## What you should do
Reproduce the entries exactly.
begin Exercise material
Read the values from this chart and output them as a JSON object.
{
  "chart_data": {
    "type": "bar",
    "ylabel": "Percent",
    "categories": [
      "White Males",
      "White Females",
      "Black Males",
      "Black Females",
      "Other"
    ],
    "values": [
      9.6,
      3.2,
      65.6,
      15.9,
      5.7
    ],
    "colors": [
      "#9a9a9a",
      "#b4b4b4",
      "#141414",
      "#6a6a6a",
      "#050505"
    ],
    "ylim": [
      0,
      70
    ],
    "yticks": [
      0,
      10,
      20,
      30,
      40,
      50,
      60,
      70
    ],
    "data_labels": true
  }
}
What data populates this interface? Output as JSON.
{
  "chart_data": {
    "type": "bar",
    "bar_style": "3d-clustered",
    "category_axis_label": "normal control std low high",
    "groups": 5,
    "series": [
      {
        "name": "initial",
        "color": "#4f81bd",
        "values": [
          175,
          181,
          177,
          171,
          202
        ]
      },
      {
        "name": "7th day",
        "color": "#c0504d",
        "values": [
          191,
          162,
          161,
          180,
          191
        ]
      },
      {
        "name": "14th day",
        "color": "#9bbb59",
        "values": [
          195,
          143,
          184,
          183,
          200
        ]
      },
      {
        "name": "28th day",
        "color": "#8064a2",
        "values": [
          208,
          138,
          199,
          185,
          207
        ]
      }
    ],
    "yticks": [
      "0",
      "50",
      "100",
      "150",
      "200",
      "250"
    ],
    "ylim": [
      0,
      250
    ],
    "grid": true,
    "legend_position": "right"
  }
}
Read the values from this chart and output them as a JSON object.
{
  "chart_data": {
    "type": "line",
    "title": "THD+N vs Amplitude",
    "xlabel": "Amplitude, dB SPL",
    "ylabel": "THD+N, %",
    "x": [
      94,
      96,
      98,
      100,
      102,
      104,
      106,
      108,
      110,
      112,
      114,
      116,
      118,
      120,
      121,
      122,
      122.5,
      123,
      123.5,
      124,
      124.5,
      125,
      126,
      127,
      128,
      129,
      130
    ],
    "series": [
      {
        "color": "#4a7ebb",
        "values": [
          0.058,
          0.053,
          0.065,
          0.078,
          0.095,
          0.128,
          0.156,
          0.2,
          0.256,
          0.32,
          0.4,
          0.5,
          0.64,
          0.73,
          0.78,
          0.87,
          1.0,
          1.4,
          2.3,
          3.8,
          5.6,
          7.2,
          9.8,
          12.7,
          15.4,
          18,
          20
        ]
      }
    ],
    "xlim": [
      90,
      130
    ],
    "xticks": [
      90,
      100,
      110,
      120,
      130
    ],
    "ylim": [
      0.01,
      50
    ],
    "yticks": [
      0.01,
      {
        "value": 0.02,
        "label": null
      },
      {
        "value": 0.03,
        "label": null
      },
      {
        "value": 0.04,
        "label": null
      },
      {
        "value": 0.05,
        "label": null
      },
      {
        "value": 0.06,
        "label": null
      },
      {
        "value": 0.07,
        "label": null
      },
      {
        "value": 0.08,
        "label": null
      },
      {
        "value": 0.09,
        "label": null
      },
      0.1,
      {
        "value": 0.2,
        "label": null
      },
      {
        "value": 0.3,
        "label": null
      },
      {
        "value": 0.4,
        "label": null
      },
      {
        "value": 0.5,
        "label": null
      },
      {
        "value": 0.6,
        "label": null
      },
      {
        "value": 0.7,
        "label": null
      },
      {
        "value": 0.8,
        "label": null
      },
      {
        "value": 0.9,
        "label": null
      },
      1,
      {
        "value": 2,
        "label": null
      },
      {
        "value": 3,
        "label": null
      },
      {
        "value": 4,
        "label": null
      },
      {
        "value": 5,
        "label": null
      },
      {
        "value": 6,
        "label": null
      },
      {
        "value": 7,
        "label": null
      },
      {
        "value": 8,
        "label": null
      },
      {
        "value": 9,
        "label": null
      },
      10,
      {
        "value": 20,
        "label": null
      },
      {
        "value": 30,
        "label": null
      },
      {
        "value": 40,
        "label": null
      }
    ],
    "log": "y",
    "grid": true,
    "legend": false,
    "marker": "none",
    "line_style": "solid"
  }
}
end Exercise material
## Full answer
Read the values from this chart and output them as a JSON object.
{
  "chart_data": {
    "type": "bar",
    "ylabel": "Percent",
    "categories": [
      "White Males",
      "White Females",
      "Black Males",
      "Black Females",
      "Other"
    ],
    "values": [
      9.6,
      3.2,
      65.6,
      15.9,
      5.7
    ],
    "colors": [
      "#9a9a9a",
      "#b4b4b4",
      "#141414",
      "#6a6a6a",
      "#050505"
    ],
    "ylim": [
      0,
      70
    ],
    "yticks": [
      0,
      10,
      20,
      30,
      40,
      50,
      60,
      70
    ],
    "data_labels": true
  }
}
What data populates this interface? Output as JSON.
{
  "chart_data": {
    "type": "bar",
    "bar_style": "3d-clustered",
    "category_axis_label": "normal control std low high",
    "groups": 5,
    "series": [
      {
        "name": "initial",
        "color": "#4f81bd",
        "values": [
          175,
          181,
          177,
          171,
          202
        ]
      },
      {
        "name": "7th day",
        "color": "#c0504d",
        "values": [
          191,
          162,
          161,
          180,
          191
        ]
      },
      {
        "name": "14th day",
        "color": "#9bbb59",
        "values": [
          195,
          143,
          184,
          183,
          200
        ]
      },
      {
        "name": "28th day",
        "color": "#8064a2",
        "values": [
          208,
          138,
          199,
          185,
          207
        ]
      }
    ],
    "yticks": [
      "0",
      "50",
      "100",
      "150",
      "200",
      "250"
    ],
    "ylim": [
      0,
      250
    ],
    "grid": true,
    "legend_position": "right"
  }
}
Read the values from this chart and output them as a JSON object.
{
  "chart_data": {
    "type": "line",
    "title": "THD+N vs Amplitude",
    "xlabel": "Amplitude, dB SPL",
    "ylabel": "THD+N, %",
    "x": [
      94,
      96,
      98,
      100,
      102,
      104,
      106,
      108,
      110,
      112,
      114,
      116,
      118,
      120,
      121,
      122,
      122.5,
      123,
      123.5,
      124,
      124.5,
      125,
      126,
      127,
      128,
      129,
      130
    ],
    "series": [
      {
        "color": "#4a7ebb",
        "values": [
          0.058,
          0.053,
          0.065,
          0.078,
          0.095,
          0.128,
          0.156,
          0.2,
          0.256,
          0.32,
          0.4,
          0.5,
          0.64,
          0.73,
          0.78,
          0.87,
          1.0,
          1.4,
          2.3,
          3.8,
          5.6,
          7.2,
          9.8,
          12.7,
          15.4,
          18,
          20
        ]
      }
    ],
    "xlim": [
      90,
      130
    ],
    "xticks": [
      90,
      100,
      110,
      120,
      130
    ],
    "ylim": [
      0.01,
      50
    ],
    "yticks": [
      0.01,
      {
        "value": 0.02,
        "label": null
      },
      {
        "value": 0.03,
        "label": null
      },
      {
        "value": 0.04,
        "label": null
      },
      {
        "value": 0.05,
        "label": null
      },
      {
        "value": 0.06,
        "label": null
      },
      {
        "value": 0.07,
        "label": null
      },
      {
        "value": 0.08,
        "label": null
      },
      {
        "value": 0.09,
        "label": null
      },
      0.1,
      {
        "value": 0.2,
        "label": null
      },
      {
        "value": 0.3,
        "label": null
      },
      {
        "value": 0.4,
        "label": null
      },
      {
        "value": 0.5,
        "label": null
      },
      {
        "value": 0.6,
        "label": null
      },
      {
        "value": 0.7,
        "label": null
      },
      {
        "value": 0.8,
        "label": null
      },
      {
        "value": 0.9,
        "label": null
      },
      1,
      {
        "value": 2,
        "label": null
      },
      {
        "value": 3,
        "label": null
      },
      {
        "value": 4,
        "label": null
      },
      {
        "value": 5,
        "label": null
      },
      {
        "value": 6,
        "label": null
      },
      {
        "value": 7,
        "label": null
      },
      {
        "value": 8,
        "label": null
      },
      {
        "value": 9,
        "label": null
      },
      10,
      {
        "value": 20,
        "label": null
      },
      {
        "value": 30,
        "label": null
      },
      {
        "value": 40,
        "label": null
      }
    ],
    "log": "y",
    "grid": true,
    "legend": false,
    "marker": "none",
    "line_style": "solid"
  }
}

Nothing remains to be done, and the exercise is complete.